_STATED PROBLEM 1:_ Translate this sentence from the grading procedure into Spanish: "The final grade is the lowest grade emitted by any step above."
_STATED PROBLEM 2:_ Retype the grading procedure from "- Allegation /" to "source ledger row.".
_STATED PROBLEM 3:_ In the grading procedure, what grade is an active event capped at while its record is still in flux?

_EXTRACT TO READ:_
**********

Corroboration count. How many independent sources support the claim?
- 3+ independent sources at the candidate grade or better → confirm grade.
- 2 independent sources → confirm grade only if both are primary/official; otherwise downgrade by one.
- 1 source → downgrade by one grade unless the single source is a court judgment, formal admission, or audited primary document.
Procedural stage. Has the claim cleared the adjudicatory or institutional process that governs this claim type?
- Final judgment / formal admission / regulator finding → confirm grade.
- Charges filed but no judgment / DPA / settlement without admission → cap at B.
- Allegation / preliminary examination / pre-charge investigation → cap at C until the stage advances.
Interested-source check. Is the strongest source financially or ideologically interested in the outcome?
- Yes → downgrade by one grade unless independently corroborated by a non-interested source.
- Document the interest in the source ledger row.
Live-event check. Is this an active event with the record still in flux?
- Yes → cap at C regardless of source type. Flag the case as "live" in the ledger.
The final grade is the lowest grade emitted by any step above.
Conflict handling
- Two A-sources disagree on a factual claim: Record both in the source ledger with provenance, downgrade the claim to B, and write a disputed-claim register entry. Do not silently pick one.
- Source is interested but the only available source: Cap at C with an explicit "single interested source" note. Cannot anchor a chapter-level claim alone.
- Procedural stage advances mid-sprint: Re-run the grading; if grade rises, update every artifact that cited the old grade.
- Disagreement between researcher's proposed grade and Stephen's verdict: Stephen's verdict stands. Researcher logs the original proposal in the disputed-claim register for pattern-tracking across cases.
Escalation conditions
- Escalate to Alan (expert reviewer with the matching domain frame) when:
- the procedural stage requires domain knowledge to interpret (e.g., ICC "preliminary examination" vs "investigation");
- the source-type evaluation requires field-specific authority (system card analysis, accident-investigation methodology).

**********

_RECORD LIST:_
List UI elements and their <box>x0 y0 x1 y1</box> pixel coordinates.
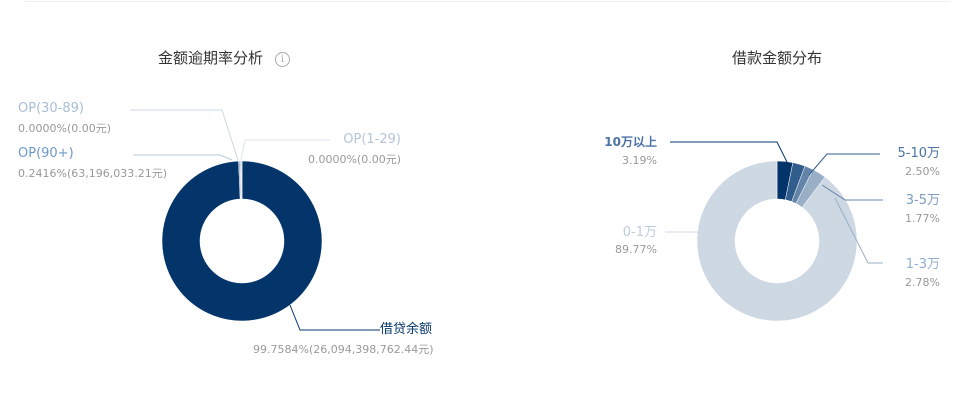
slice-value: 3.19% <box>622 154 657 167</box>
left-chart-title-text: 金额逾期率分析 <box>158 49 264 67</box>
leader-line <box>133 154 233 161</box>
leader-line <box>240 139 330 161</box>
slice-value: 0.0000%(0.00元) <box>18 122 112 135</box>
slice-label: 10万以上 <box>604 135 657 149</box>
leader-line <box>670 141 788 163</box>
leader-line <box>808 153 880 176</box>
slice-label: OP(30-89) <box>18 101 84 116</box>
slice-label: 0-1万 <box>622 225 657 240</box>
slice-label: OP(90+) <box>18 146 74 161</box>
leader-line <box>289 304 380 331</box>
slice-label: 1-3万 <box>905 257 940 272</box>
slice-label: OP(1-29) <box>343 132 401 147</box>
right-chart-title: 借款金额分布 <box>732 49 823 67</box>
leader-line <box>130 109 239 161</box>
slice-value: 2.50% <box>905 165 940 178</box>
slice-label: 借贷余额 <box>380 322 433 337</box>
donut-slice[interactable] <box>696 160 858 322</box>
slice-value: 1.77% <box>905 212 940 225</box>
left-donut[interactable] <box>161 160 323 322</box>
slice-value: 0.2416%(63,196,033.21元) <box>18 167 167 180</box>
right-donut[interactable] <box>696 160 858 322</box>
top-divider <box>25 1 950 2</box>
leader-line <box>834 197 883 264</box>
slice-label: 5-10万 <box>897 146 940 161</box>
donut-slice[interactable] <box>161 160 323 322</box>
leader-line <box>821 184 883 201</box>
left-chart-title: 金额逾期率分析 i <box>158 47 291 68</box>
slice-value: 99.7584%(26,094,398,762.44元) <box>253 343 434 356</box>
slice-value: 2.78% <box>905 276 940 289</box>
slice-value: 89.77% <box>615 243 657 256</box>
donut-slice[interactable] <box>240 160 243 200</box>
slice-label: 3-5万 <box>905 193 940 208</box>
info-circle-icon[interactable]: i <box>275 52 291 67</box>
slice-value: 0.0000%(0.00元) <box>307 153 401 166</box>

**********

_CORRECT RESPONSE 1:_ La calificación final es la calificación más baja emitida por cualquiera de los pasos anteriores.

_CORRECT RESPONSE 2:_
- Allegation / preliminary examination / pre-charge investigation → cap at C until the stage advances.
Interested-source check. Is the strongest source financially or ideologically interested in the outcome?
- Yes → downgrade by one grade unless independently corroborated by a non-interested source.
- Document the interest in the source ledger row.

_CORRECT RESPONSE 3:_ C, regardless of source type.